● Aim of the exercise: Scan the entries below and extract each line with the word "Limit" in it.

● Exercise data:
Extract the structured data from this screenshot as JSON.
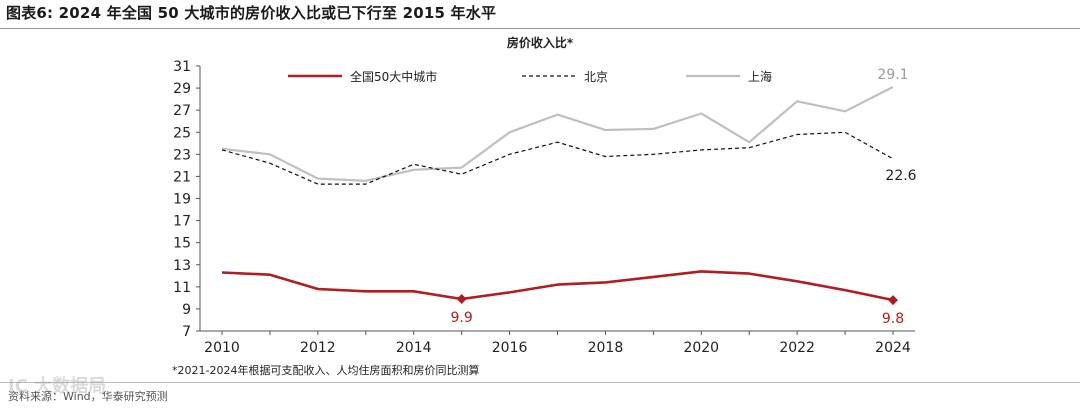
{
  "figure": {
    "title": "图表6:  2024 年全国 50 大城市的房价收入比或已下行至 2015 年水平",
    "note": "*2021-2024年根据可支配收入、人均住房面积和房价同比测算",
    "source": "资料来源：Wind，华泰研究预测",
    "watermark": "IC 大数据局"
  },
  "chart_data": {
    "type": "line",
    "title": "房价收入比*",
    "x": [
      2010,
      2011,
      2012,
      2013,
      2014,
      2015,
      2016,
      2017,
      2018,
      2019,
      2020,
      2021,
      2022,
      2023,
      2024
    ],
    "xticks": [
      2010,
      2012,
      2014,
      2016,
      2018,
      2020,
      2022,
      2024
    ],
    "ylim": [
      7,
      31
    ],
    "yticks": [
      7,
      9,
      11,
      13,
      15,
      17,
      19,
      21,
      23,
      25,
      27,
      29,
      31
    ],
    "legend_position": "top",
    "series": [
      {
        "name": "全国50大中城市",
        "color": "#b01e23",
        "style": "solid",
        "values": [
          12.3,
          12.1,
          10.8,
          10.6,
          10.6,
          9.9,
          10.5,
          11.2,
          11.4,
          11.9,
          12.4,
          12.2,
          11.5,
          10.7,
          9.8
        ],
        "labels": [
          {
            "x": 2015,
            "text": "9.9"
          },
          {
            "x": 2024,
            "text": "9.8"
          }
        ]
      },
      {
        "name": "北京",
        "color": "#111111",
        "style": "dashed",
        "values": [
          23.4,
          22.2,
          20.3,
          20.3,
          22.1,
          21.2,
          23.0,
          24.1,
          22.8,
          23.0,
          23.4,
          23.6,
          24.8,
          25.0,
          22.6
        ],
        "labels": [
          {
            "x": 2024,
            "text": "22.6"
          }
        ]
      },
      {
        "name": "上海",
        "color": "#bfbfbf",
        "style": "solid",
        "values": [
          23.5,
          23.0,
          20.8,
          20.6,
          21.6,
          21.8,
          25.0,
          26.6,
          25.2,
          25.3,
          26.7,
          24.1,
          27.8,
          26.9,
          29.1
        ],
        "labels": [
          {
            "x": 2024,
            "text": "29.1"
          }
        ]
      }
    ]
  }
}
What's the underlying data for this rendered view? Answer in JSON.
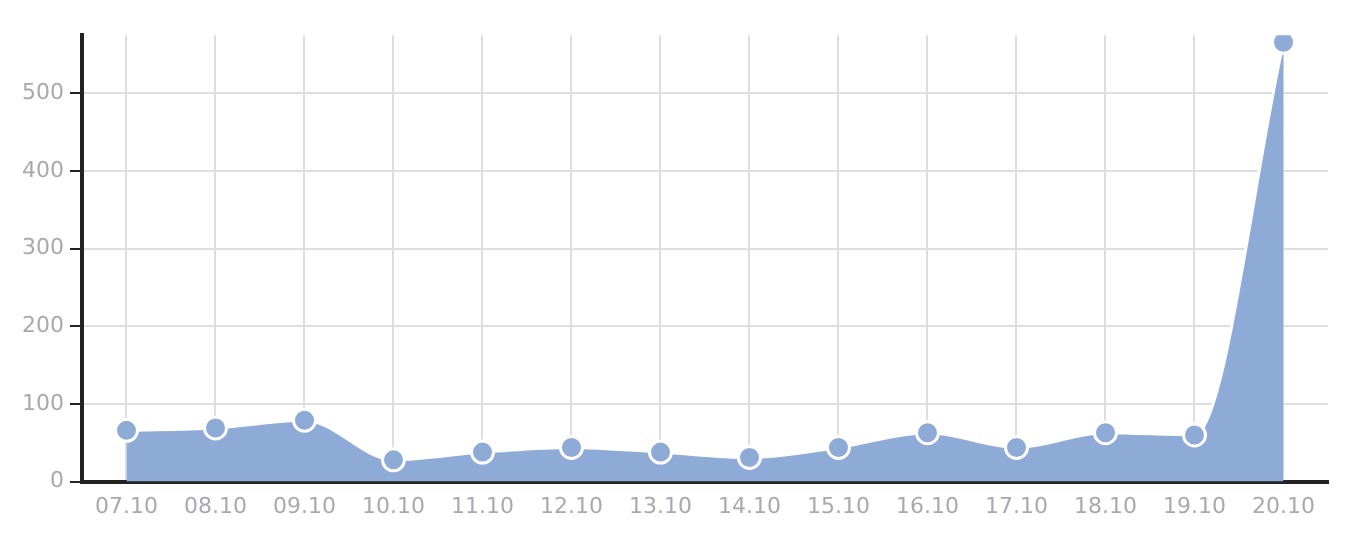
{
  "chart_data": {
    "type": "area",
    "categories": [
      "07.10",
      "08.10",
      "09.10",
      "10.10",
      "11.10",
      "12.10",
      "13.10",
      "14.10",
      "15.10",
      "16.10",
      "17.10",
      "18.10",
      "19.10",
      "20.10"
    ],
    "series": [
      {
        "color": "#8eaad6",
        "values": [
          66,
          69,
          79,
          28,
          38,
          44,
          38,
          31,
          44,
          63,
          44,
          63,
          60,
          566
        ]
      }
    ],
    "ylim": [
      0,
      575
    ],
    "yticks": [
      0,
      100,
      200,
      300,
      400,
      500
    ],
    "grid": true,
    "marker": "circle",
    "legend": false
  }
}
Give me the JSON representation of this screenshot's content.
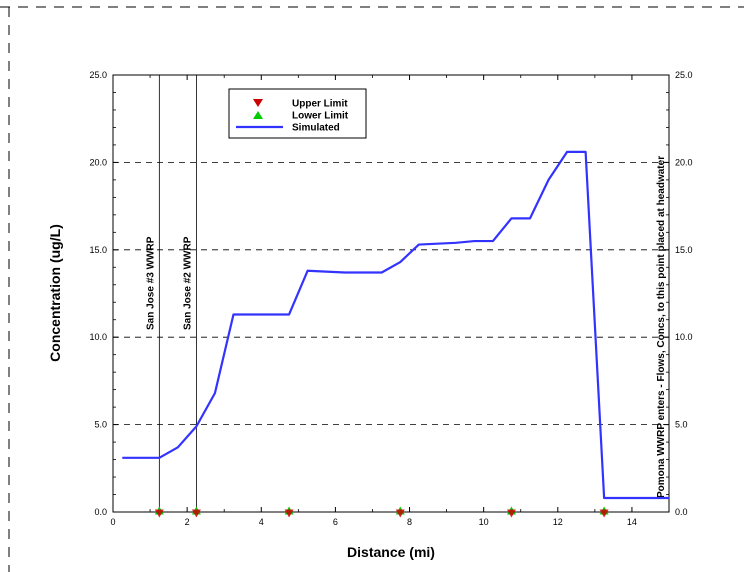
{
  "chart_data": {
    "type": "line",
    "xlabel": "Distance (mi)",
    "ylabel": "Concentration (ug/L)",
    "xlim": [
      0,
      15
    ],
    "ylim": [
      0,
      25
    ],
    "x_ticks": [
      {
        "value": 2,
        "label": "2"
      },
      {
        "value": 4,
        "label": "4"
      },
      {
        "value": 6,
        "label": "6"
      },
      {
        "value": 8,
        "label": "8"
      },
      {
        "value": 10,
        "label": "10"
      },
      {
        "value": 12,
        "label": "12"
      },
      {
        "value": 14,
        "label": "14"
      }
    ],
    "x_origin_label": "0",
    "y_ticks": [
      {
        "value": 0,
        "label": "0.0"
      },
      {
        "value": 5,
        "label": "5.0"
      },
      {
        "value": 10,
        "label": "10.0"
      },
      {
        "value": 15,
        "label": "15.0"
      },
      {
        "value": 20,
        "label": "20.0"
      },
      {
        "value": 25,
        "label": "25.0"
      }
    ],
    "grid": "horizontal dashed",
    "legend": {
      "placement": "top-left",
      "entries": [
        {
          "label": "Upper Limit",
          "marker": "triangle-down",
          "color": "#cc0000"
        },
        {
          "label": "Lower Limit",
          "marker": "triangle-up",
          "color": "#00cc00"
        },
        {
          "label": "Simulated",
          "marker": "line",
          "color": "#3333ff"
        }
      ]
    },
    "series": [
      {
        "name": "Simulated",
        "color": "#3333ff",
        "x": [
          0.25,
          1.25,
          1.75,
          2.25,
          2.75,
          3.25,
          4.75,
          5.25,
          6.25,
          7.25,
          7.75,
          8.25,
          9.25,
          9.75,
          10.25,
          10.75,
          11.25,
          11.75,
          12.25,
          12.75,
          13.25,
          14.75,
          15.0
        ],
        "y": [
          3.1,
          3.1,
          3.7,
          4.9,
          6.8,
          11.3,
          11.3,
          13.8,
          13.7,
          13.7,
          14.3,
          15.3,
          15.4,
          15.5,
          15.5,
          16.8,
          16.8,
          19.0,
          20.6,
          20.6,
          0.8,
          0.8,
          0.8
        ]
      },
      {
        "name": "Lower Limit",
        "color": "#00cc00",
        "marker": "triangle-up",
        "x": [
          1.25,
          2.25,
          4.75,
          7.75,
          10.75,
          13.25
        ],
        "y": [
          0,
          0,
          0,
          0,
          0,
          0
        ]
      },
      {
        "name": "Upper Limit",
        "color": "#cc0000",
        "marker": "triangle-down",
        "x": [
          1.25,
          2.25,
          4.75,
          7.75,
          10.75,
          13.25
        ],
        "y": [
          0,
          0,
          0,
          0,
          0,
          0
        ]
      }
    ],
    "annotations": [
      {
        "x": 1.25,
        "text": "San Jose #3 WWRP",
        "line": true
      },
      {
        "x": 2.25,
        "text": "San Jose #2 WWRP",
        "line": true
      },
      {
        "x": 15.0,
        "text": "Pomona WWRP enters - Flows, Concs, to this point placed at headwater",
        "line": false
      }
    ]
  }
}
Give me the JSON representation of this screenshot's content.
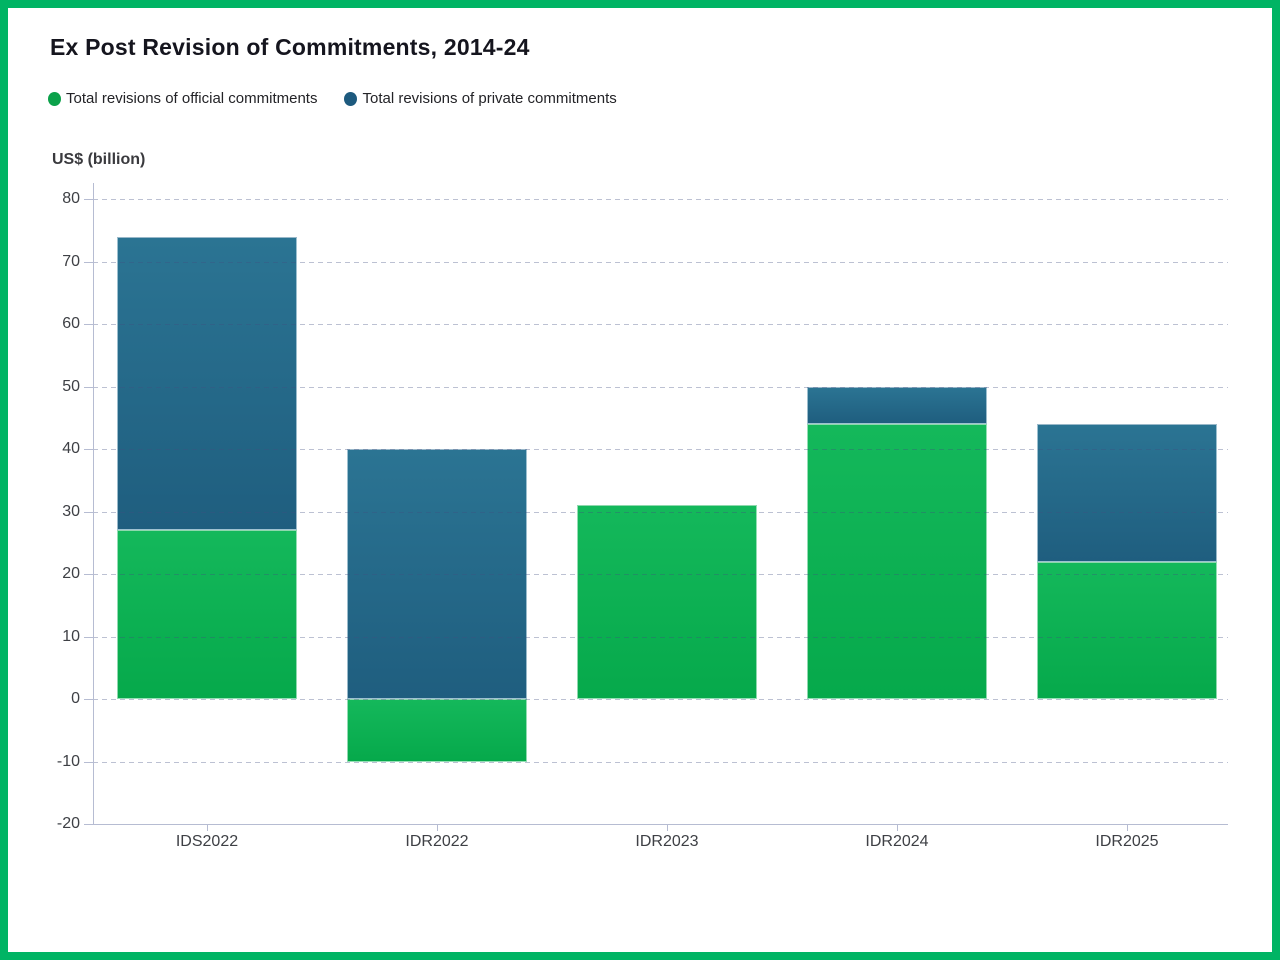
{
  "frame": {
    "border_color": "#00b464"
  },
  "chart": {
    "title": "Ex Post Revision of Commitments, 2014-24",
    "axis_title": "US$ (billion)"
  },
  "legend": {
    "items": [
      {
        "label": "Total revisions of official commitments",
        "color": "#0ba14a"
      },
      {
        "label": "Total revisions of private commitments",
        "color": "#1d5a7e"
      }
    ]
  },
  "chart_data": {
    "type": "bar",
    "stacked": true,
    "title": "Ex Post Revision of Commitments, 2014-24",
    "ylabel": "US$ (billion)",
    "xlabel": "",
    "categories": [
      "IDS2022",
      "IDR2022",
      "IDR2023",
      "IDR2024",
      "IDR2025"
    ],
    "series": [
      {
        "name": "Total revisions of official commitments",
        "color": "#0db155",
        "values": [
          27,
          -10,
          31,
          44,
          22
        ]
      },
      {
        "name": "Total revisions of private commitments",
        "color": "#266d8d",
        "values": [
          47,
          40,
          0,
          6,
          22
        ]
      }
    ],
    "stack_totals": [
      74,
      30,
      31,
      50,
      44
    ],
    "ylim": [
      -20,
      80
    ],
    "ytick_step": 10,
    "yticks": [
      80,
      70,
      60,
      50,
      40,
      30,
      20,
      10,
      0,
      -10,
      -20
    ],
    "grid": "dashed-horizontal",
    "legend_position": "top-left"
  }
}
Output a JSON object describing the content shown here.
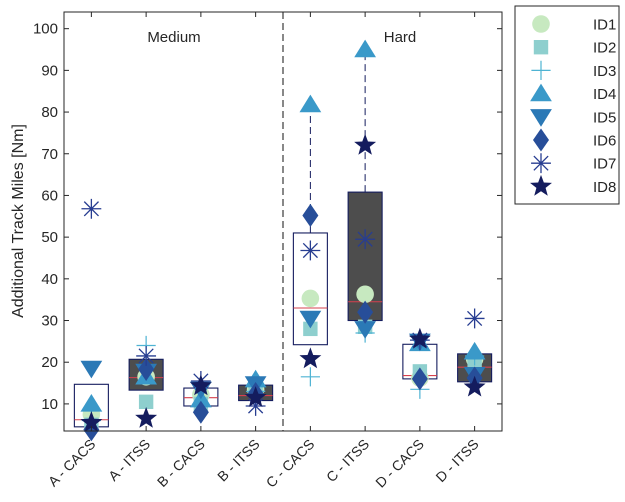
{
  "chart_data": {
    "type": "box",
    "ylabel": "Additional Track Miles [Nm]",
    "xlabel": "",
    "ylim": [
      3.5,
      104
    ],
    "yticks": [
      10,
      20,
      30,
      40,
      50,
      60,
      70,
      80,
      90,
      100
    ],
    "grid": false,
    "legend_position": "outside-top-right",
    "panels": [
      {
        "label": "Medium",
        "categories": [
          "A - CACS",
          "A - ITSS",
          "B - CACS",
          "B - ITSS"
        ]
      },
      {
        "label": "Hard",
        "categories": [
          "C - CACS",
          "C - ITSS",
          "D - CACS",
          "D - ITSS"
        ]
      }
    ],
    "categories": [
      "A - CACS",
      "A - ITSS",
      "B - CACS",
      "B - ITSS",
      "C - CACS",
      "C - ITSS",
      "D - CACS",
      "D - ITSS"
    ],
    "boxes": [
      {
        "q1": 4.5,
        "median": 6.2,
        "q3": 14.7,
        "whisker_low": 4.5,
        "whisker_high": 14.7,
        "fill": "#ffffff"
      },
      {
        "q1": 13.3,
        "median": 16.3,
        "q3": 20.7,
        "whisker_low": 13.3,
        "whisker_high": 20.7,
        "fill": "#4d4d4d"
      },
      {
        "q1": 9.5,
        "median": 11.5,
        "q3": 13.8,
        "whisker_low": 9.5,
        "whisker_high": 13.8,
        "fill": "#ffffff"
      },
      {
        "q1": 10.8,
        "median": 12.0,
        "q3": 14.5,
        "whisker_low": 10.8,
        "whisker_high": 14.5,
        "fill": "#4d4d4d"
      },
      {
        "q1": 24.2,
        "median": 33.0,
        "q3": 51.0,
        "whisker_low": 24.2,
        "whisker_high": 81.5,
        "fill": "#ffffff"
      },
      {
        "q1": 30.0,
        "median": 34.5,
        "q3": 60.8,
        "whisker_low": 30.0,
        "whisker_high": 95.0,
        "fill": "#4d4d4d"
      },
      {
        "q1": 16.0,
        "median": 16.8,
        "q3": 24.3,
        "whisker_low": 16.0,
        "whisker_high": 24.3,
        "fill": "#ffffff"
      },
      {
        "q1": 15.3,
        "median": 18.8,
        "q3": 22.0,
        "whisker_low": 15.3,
        "whisker_high": 22.0,
        "fill": "#4d4d4d"
      }
    ],
    "series": [
      {
        "name": "ID1",
        "marker": "circle",
        "color": "#c7e9c0",
        "values": [
          7.5,
          16.5,
          12.2,
          13.5,
          35.3,
          36.3,
          16.2,
          20.8
        ]
      },
      {
        "name": "ID2",
        "marker": "square",
        "color": "#8ecfce",
        "values": [
          5.0,
          10.5,
          10.0,
          14.0,
          28.0,
          28.5,
          17.8,
          19.5
        ]
      },
      {
        "name": "ID3",
        "marker": "plus",
        "color": "#4eb3d3",
        "values": [
          6.0,
          24.0,
          9.5,
          13.0,
          16.5,
          27.0,
          13.5,
          21.5
        ]
      },
      {
        "name": "ID4",
        "marker": "triangle-up",
        "color": "#3a99c9",
        "values": [
          10.0,
          16.5,
          11.0,
          15.8,
          81.8,
          95.0,
          24.5,
          22.5
        ]
      },
      {
        "name": "ID5",
        "marker": "triangle-down",
        "color": "#2b79b6",
        "values": [
          18.5,
          17.8,
          13.5,
          14.8,
          30.5,
          28.0,
          25.0,
          17.0
        ]
      },
      {
        "name": "ID6",
        "marker": "diamond",
        "color": "#274e99",
        "values": [
          3.8,
          18.3,
          8.0,
          12.5,
          55.2,
          32.0,
          16.0,
          16.2
        ]
      },
      {
        "name": "ID7",
        "marker": "asterisk",
        "color": "#273d91",
        "values": [
          56.8,
          21.5,
          15.5,
          9.5,
          46.8,
          49.5,
          25.3,
          30.5
        ]
      },
      {
        "name": "ID8",
        "marker": "star",
        "color": "#141c5e",
        "values": [
          5.5,
          6.5,
          14.3,
          11.5,
          20.8,
          72.0,
          25.5,
          14.0
        ]
      }
    ]
  }
}
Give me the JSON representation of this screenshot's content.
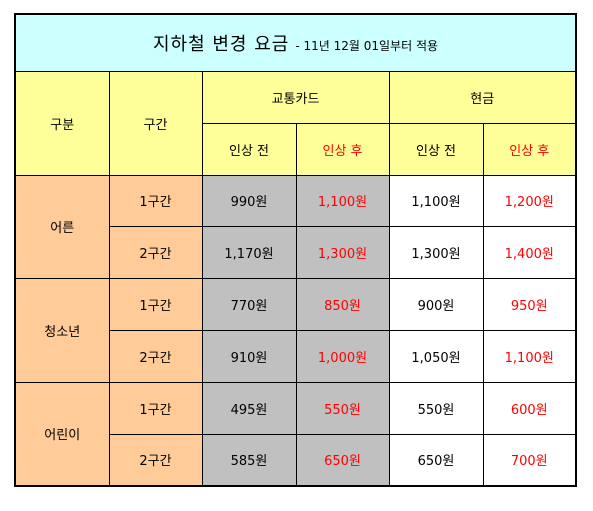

● Answer for the task:
          "label": "Upper Limit",
          "label": "Lower Limit",
        "name": "Lower Limit",
        "name": "Upper Limit",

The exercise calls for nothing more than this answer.